[Data excerpts]
-=-=-=-=-

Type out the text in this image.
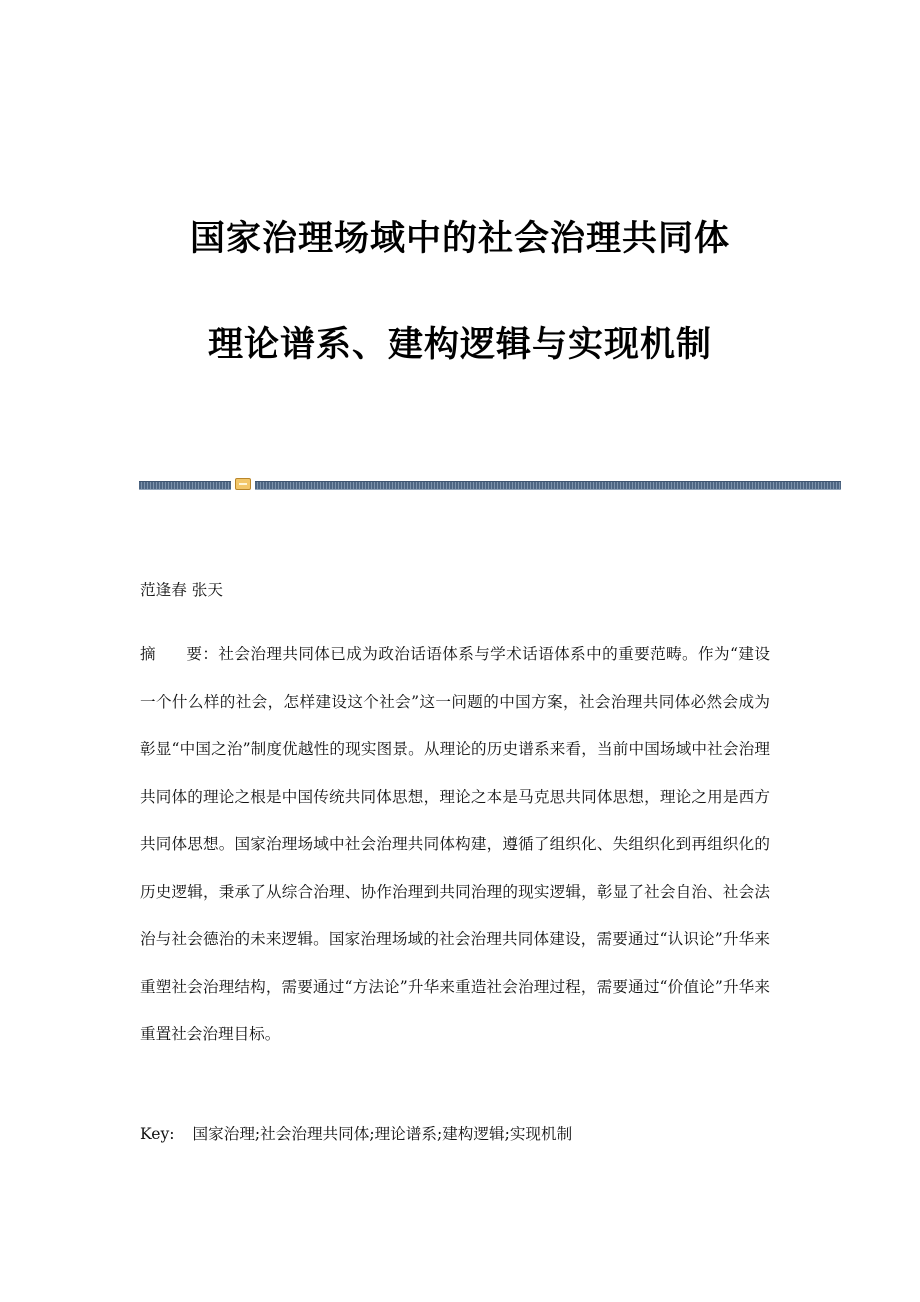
国家治理场域中的社会治理共同体
理论谱系、建构逻辑与实现机制
范逢春 张天
摘 要：社会治理共同体已成为政治话语体系与学术话语体系中的重要范畴。作为“建设一个什么样的社会，怎样建设这个社会”这一问题的中国方案，社会治理共同体必然会成为彰显“中国之治”制度优越性的现实图景。从理论的历史谱系来看，当前中国场域中社会治理共同体的理论之根是中国传统共同体思想，理论之本是马克思共同体思想，理论之用是西方共同体思想。国家治理场域中社会治理共同体构建，遵循了组织化、失组织化到再组织化的历史逻辑，秉承了从综合治理、协作治理到共同治理的现实逻辑，彰显了社会自治、社会法治与社会德治的未来逻辑。国家治理场域的社会治理共同体建设，需要通过“认识论”升华来重塑社会治理结构，需要通过“方法论”升华来重造社会治理过程，需要通过“价值论”升华来重置社会治理目标。
Key: 国家治理;社会治理共同体;理论谱系;建构逻辑;实现机制
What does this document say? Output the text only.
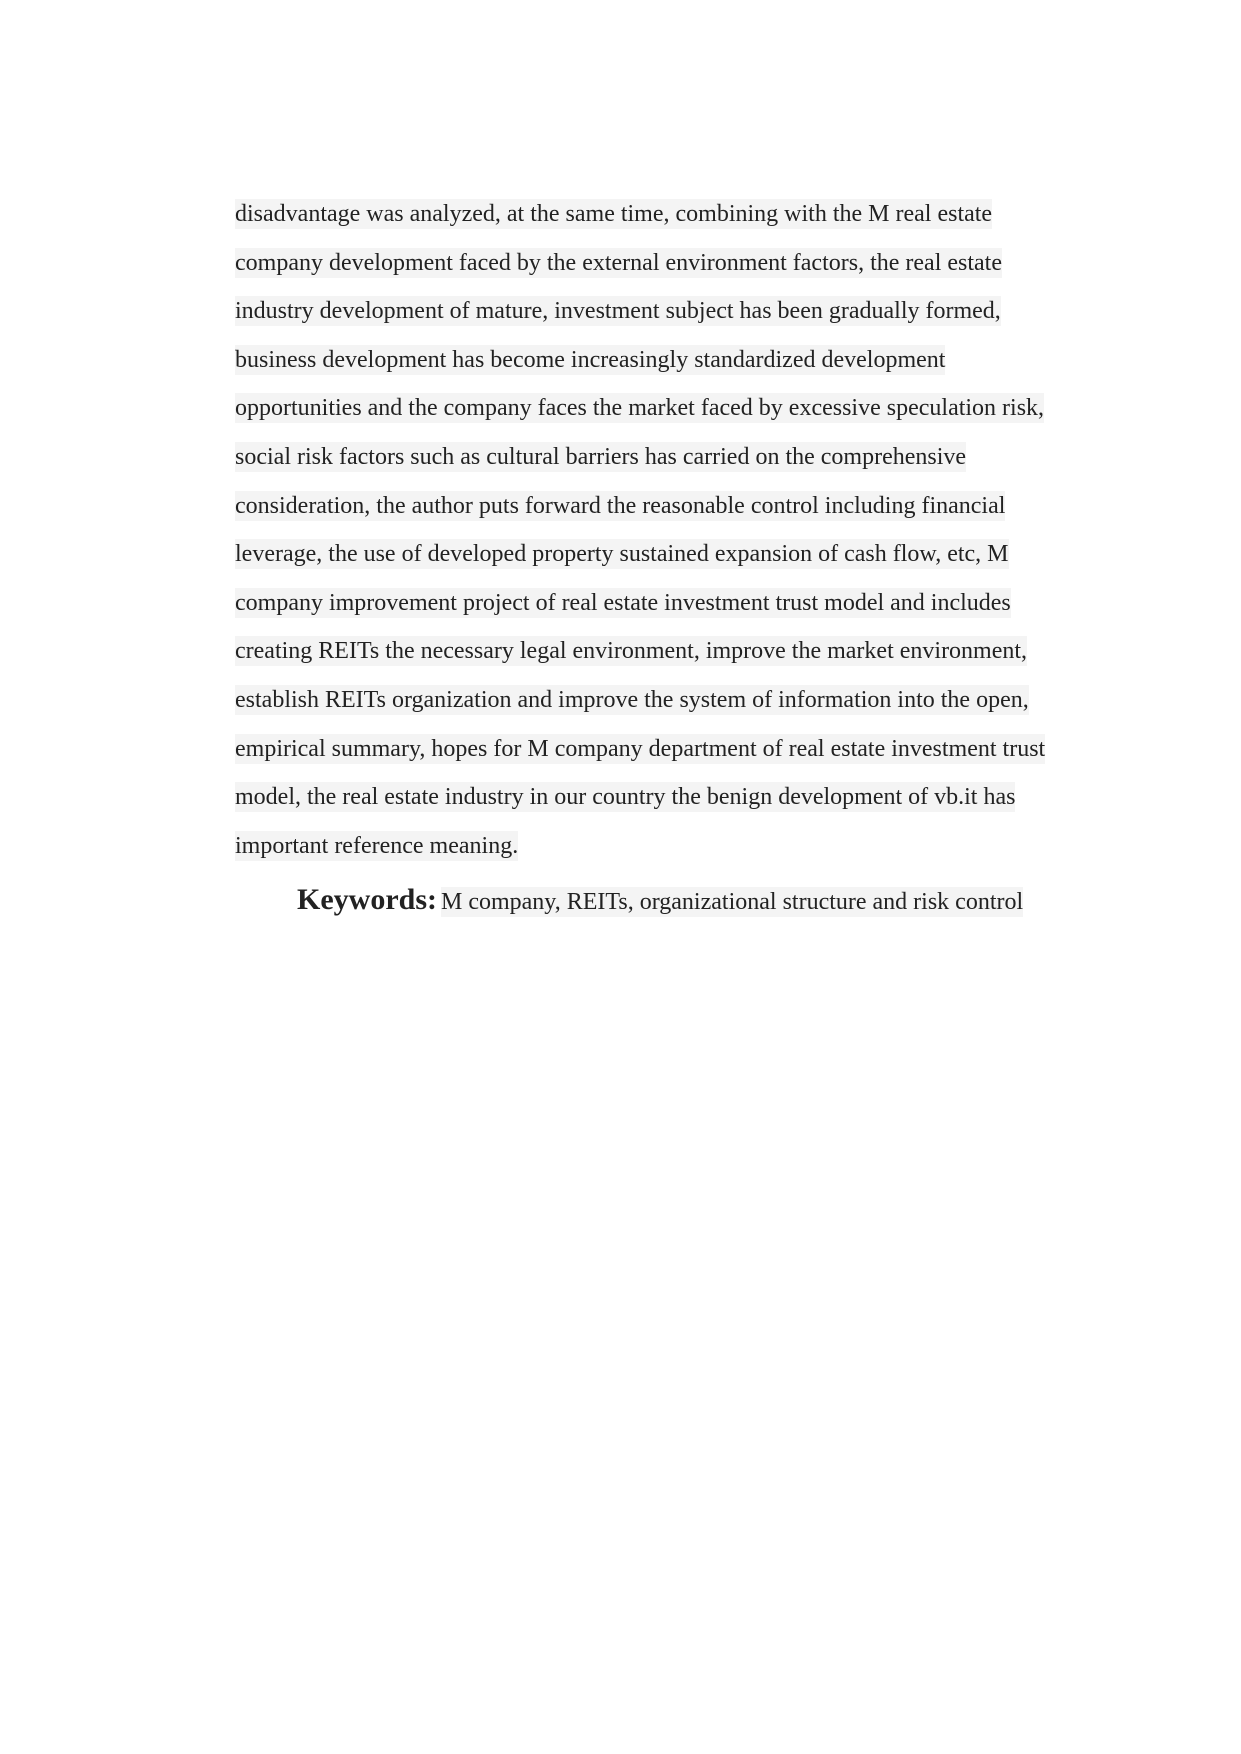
disadvantage was analyzed, at the same time, combining with the M real estate
company development faced by the external environment factors, the real estate
industry development of mature, investment subject has been gradually formed,
business development has become increasingly standardized development
opportunities and the company faces the market faced by excessive speculation risk,
social risk factors such as cultural barriers has carried on the comprehensive
consideration, the author puts forward the reasonable control including financial
leverage, the use of developed property sustained expansion of cash flow, etc, M
company improvement project of real estate investment trust model and includes
creating REITs the necessary legal environment, improve the market environment,
establish REITs organization and improve the system of information into the open,
empirical summary, hopes for M company department of real estate investment trust
model, the real estate industry in our country the benign development of vb.it has
important reference meaning.
Keywords: M company, REITs, organizational structure and risk control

-=-=-=-=-

## Requirements
Collect the complete line wherever the string "environment" appears in the records.

## Task output
company development faced by the external environment factors, the real estate
creating REITs the necessary legal environment, improve the market environment,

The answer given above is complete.